**Exercise aim**
Print the complete set of entries exactly.

**Input material**
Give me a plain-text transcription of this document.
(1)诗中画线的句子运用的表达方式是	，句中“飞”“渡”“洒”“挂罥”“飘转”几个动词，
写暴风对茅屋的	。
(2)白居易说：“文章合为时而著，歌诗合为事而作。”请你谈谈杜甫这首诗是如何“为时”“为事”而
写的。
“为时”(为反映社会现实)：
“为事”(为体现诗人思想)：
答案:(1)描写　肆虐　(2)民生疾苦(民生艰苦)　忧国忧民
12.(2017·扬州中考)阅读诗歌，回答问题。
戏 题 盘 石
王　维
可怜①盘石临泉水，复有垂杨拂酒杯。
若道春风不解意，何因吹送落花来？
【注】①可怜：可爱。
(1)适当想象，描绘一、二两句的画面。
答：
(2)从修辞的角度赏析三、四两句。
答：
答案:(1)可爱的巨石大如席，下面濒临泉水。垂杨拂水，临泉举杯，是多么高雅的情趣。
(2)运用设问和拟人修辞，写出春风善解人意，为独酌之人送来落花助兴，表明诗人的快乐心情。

**Solution to this task**
Give me a plain-text transcription of this document.
(1)诗中画线的句子运用的表达方式是	，句中“飞”“渡”“洒”“挂罥”“飘转”几个动词，
写暴风对茅屋的	。
(2)白居易说：“文章合为时而著，歌诗合为事而作。”请你谈谈杜甫这首诗是如何“为时”“为事”而
写的。
“为时”(为反映社会现实)：
“为事”(为体现诗人思想)：
答案:(1)描写　肆虐　(2)民生疾苦(民生艰苦)　忧国忧民
12.(2017·扬州中考)阅读诗歌，回答问题。
戏 题 盘 石
王　维
可怜①盘石临泉水，复有垂杨拂酒杯。
若道春风不解意，何因吹送落花来？
【注】①可怜：可爱。
(1)适当想象，描绘一、二两句的画面。
答：
(2)从修辞的角度赏析三、四两句。
答：
答案:(1)可爱的巨石大如席，下面濒临泉水。垂杨拂水，临泉举杯，是多么高雅的情趣。
(2)运用设问和拟人修辞，写出春风善解人意，为独酌之人送来落花助兴，表明诗人的快乐心情。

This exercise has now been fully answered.